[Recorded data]
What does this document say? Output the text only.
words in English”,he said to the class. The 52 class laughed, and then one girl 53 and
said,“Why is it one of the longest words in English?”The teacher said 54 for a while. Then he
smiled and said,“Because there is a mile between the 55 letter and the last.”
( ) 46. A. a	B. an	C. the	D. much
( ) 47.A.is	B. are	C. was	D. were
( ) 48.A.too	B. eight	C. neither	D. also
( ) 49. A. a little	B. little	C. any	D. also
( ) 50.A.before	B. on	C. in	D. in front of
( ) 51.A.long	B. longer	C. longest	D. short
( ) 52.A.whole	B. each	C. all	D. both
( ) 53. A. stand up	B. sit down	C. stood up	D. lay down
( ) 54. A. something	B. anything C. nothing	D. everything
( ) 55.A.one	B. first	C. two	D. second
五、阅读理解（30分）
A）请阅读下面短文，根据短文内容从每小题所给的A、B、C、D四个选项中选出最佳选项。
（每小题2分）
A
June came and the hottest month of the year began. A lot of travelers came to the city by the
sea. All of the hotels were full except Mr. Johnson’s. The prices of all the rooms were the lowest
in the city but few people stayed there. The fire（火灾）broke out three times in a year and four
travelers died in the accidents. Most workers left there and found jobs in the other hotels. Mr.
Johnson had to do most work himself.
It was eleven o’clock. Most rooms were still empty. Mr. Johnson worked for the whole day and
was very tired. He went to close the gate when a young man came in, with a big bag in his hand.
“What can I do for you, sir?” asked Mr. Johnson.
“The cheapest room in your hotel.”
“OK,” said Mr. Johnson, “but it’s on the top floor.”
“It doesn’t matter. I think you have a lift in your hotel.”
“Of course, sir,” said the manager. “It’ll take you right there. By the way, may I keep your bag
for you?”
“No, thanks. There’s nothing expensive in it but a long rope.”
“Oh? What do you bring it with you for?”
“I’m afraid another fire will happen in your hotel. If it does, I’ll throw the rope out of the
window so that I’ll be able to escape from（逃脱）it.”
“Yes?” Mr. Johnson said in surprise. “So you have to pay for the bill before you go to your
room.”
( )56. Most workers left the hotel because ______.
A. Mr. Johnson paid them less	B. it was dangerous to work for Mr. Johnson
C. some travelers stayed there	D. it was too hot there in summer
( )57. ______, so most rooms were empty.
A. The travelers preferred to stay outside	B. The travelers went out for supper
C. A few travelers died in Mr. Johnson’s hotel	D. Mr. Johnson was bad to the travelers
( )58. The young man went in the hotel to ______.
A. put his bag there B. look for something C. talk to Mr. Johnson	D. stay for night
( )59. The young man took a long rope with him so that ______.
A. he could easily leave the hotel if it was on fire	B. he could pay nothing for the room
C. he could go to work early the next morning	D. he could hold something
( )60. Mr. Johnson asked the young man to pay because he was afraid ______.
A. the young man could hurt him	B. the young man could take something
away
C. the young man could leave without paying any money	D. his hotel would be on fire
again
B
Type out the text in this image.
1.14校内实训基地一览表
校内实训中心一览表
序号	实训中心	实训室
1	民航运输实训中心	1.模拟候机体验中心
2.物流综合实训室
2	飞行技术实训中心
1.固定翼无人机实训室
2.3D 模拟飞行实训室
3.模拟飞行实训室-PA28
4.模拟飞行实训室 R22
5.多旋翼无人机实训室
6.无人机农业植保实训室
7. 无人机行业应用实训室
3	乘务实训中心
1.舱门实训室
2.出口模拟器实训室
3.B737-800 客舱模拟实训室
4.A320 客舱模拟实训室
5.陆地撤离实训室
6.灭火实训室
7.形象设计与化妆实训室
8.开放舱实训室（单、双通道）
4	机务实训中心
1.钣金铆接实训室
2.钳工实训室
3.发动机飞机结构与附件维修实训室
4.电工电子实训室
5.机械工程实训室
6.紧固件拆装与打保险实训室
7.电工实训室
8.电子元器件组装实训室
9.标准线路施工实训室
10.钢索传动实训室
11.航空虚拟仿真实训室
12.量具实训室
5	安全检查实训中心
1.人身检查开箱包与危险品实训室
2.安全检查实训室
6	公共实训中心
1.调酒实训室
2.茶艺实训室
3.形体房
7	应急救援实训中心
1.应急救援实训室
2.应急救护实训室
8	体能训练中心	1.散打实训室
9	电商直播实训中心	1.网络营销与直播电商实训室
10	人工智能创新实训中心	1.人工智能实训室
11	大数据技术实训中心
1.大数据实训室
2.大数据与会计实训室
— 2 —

Work instructions: Reproduce the data in its entirety, matching each character.

Finished task:
What does this document say? Output the text only.
words in English”,he said to the class. The 52 class laughed, and then one girl 53 and
said,“Why is it one of the longest words in English?”The teacher said 54 for a while. Then he
smiled and said,“Because there is a mile between the 55 letter and the last.”
( ) 46. A. a	B. an	C. the	D. much
( ) 47.A.is	B. are	C. was	D. were
( ) 48.A.too	B. eight	C. neither	D. also
( ) 49. A. a little	B. little	C. any	D. also
( ) 50.A.before	B. on	C. in	D. in front of
( ) 51.A.long	B. longer	C. longest	D. short
( ) 52.A.whole	B. each	C. all	D. both
( ) 53. A. stand up	B. sit down	C. stood up	D. lay down
( ) 54. A. something	B. anything C. nothing	D. everything
( ) 55.A.one	B. first	C. two	D. second
五、阅读理解（30分）
A）请阅读下面短文，根据短文内容从每小题所给的A、B、C、D四个选项中选出最佳选项。
（每小题2分）
A
June came and the hottest month of the year began. A lot of travelers came to the city by the
sea. All of the hotels were full except Mr. Johnson’s. The prices of all the rooms were the lowest
in the city but few people stayed there. The fire（火灾）broke out three times in a year and four
travelers died in the accidents. Most workers left there and found jobs in the other hotels. Mr.
Johnson had to do most work himself.
It was eleven o’clock. Most rooms were still empty. Mr. Johnson worked for the whole day and
was very tired. He went to close the gate when a young man came in, with a big bag in his hand.
“What can I do for you, sir?” asked Mr. Johnson.
“The cheapest room in your hotel.”
“OK,” said Mr. Johnson, “but it’s on the top floor.”
“It doesn’t matter. I think you have a lift in your hotel.”
“Of course, sir,” said the manager. “It’ll take you right there. By the way, may I keep your bag
for you?”
“No, thanks. There’s nothing expensive in it but a long rope.”
“Oh? What do you bring it with you for?”
“I’m afraid another fire will happen in your hotel. If it does, I’ll throw the rope out of the
window so that I’ll be able to escape from（逃脱）it.”
“Yes?” Mr. Johnson said in surprise. “So you have to pay for the bill before you go to your
room.”
( )56. Most workers left the hotel because ______.
A. Mr. Johnson paid them less	B. it was dangerous to work for Mr. Johnson
C. some travelers stayed there	D. it was too hot there in summer
( )57. ______, so most rooms were empty.
A. The travelers preferred to stay outside	B. The travelers went out for supper
C. A few travelers died in Mr. Johnson’s hotel	D. Mr. Johnson was bad to the travelers
( )58. The young man went in the hotel to ______.
A. put his bag there B. look for something C. talk to Mr. Johnson	D. stay for night
( )59. The young man took a long rope with him so that ______.
A. he could easily leave the hotel if it was on fire	B. he could pay nothing for the room
C. he could go to work early the next morning	D. he could hold something
( )60. Mr. Johnson asked the young man to pay because he was afraid ______.
A. the young man could hurt him	B. the young man could take something
away
C. the young man could leave without paying any money	D. his hotel would be on fire
again
B
Type out the text in this image.
1.14校内实训基地一览表
校内实训中心一览表
序号	实训中心	实训室
1	民航运输实训中心	1.模拟候机体验中心
2.物流综合实训室
2	飞行技术实训中心
1.固定翼无人机实训室
2.3D 模拟飞行实训室
3.模拟飞行实训室-PA28
4.模拟飞行实训室 R22
5.多旋翼无人机实训室
6.无人机农业植保实训室
7. 无人机行业应用实训室
3	乘务实训中心
1.舱门实训室
2.出口模拟器实训室
3.B737-800 客舱模拟实训室
4.A320 客舱模拟实训室
5.陆地撤离实训室
6.灭火实训室
7.形象设计与化妆实训室
8.开放舱实训室（单、双通道）
4	机务实训中心
1.钣金铆接实训室
2.钳工实训室
3.发动机飞机结构与附件维修实训室
4.电工电子实训室
5.机械工程实训室
6.紧固件拆装与打保险实训室
7.电工实训室
8.电子元器件组装实训室
9.标准线路施工实训室
10.钢索传动实训室
11.航空虚拟仿真实训室
12.量具实训室
5	安全检查实训中心
1.人身检查开箱包与危险品实训室
2.安全检查实训室
6	公共实训中心
1.调酒实训室
2.茶艺实训室
3.形体房
7	应急救援实训中心
1.应急救援实训室
2.应急救护实训室
8	体能训练中心	1.散打实训室
9	电商直播实训中心	1.网络营销与直播电商实训室
10	人工智能创新实训中心	1.人工智能实训室
11	大数据技术实训中心
1.大数据实训室
2.大数据与会计实训室
— 2 —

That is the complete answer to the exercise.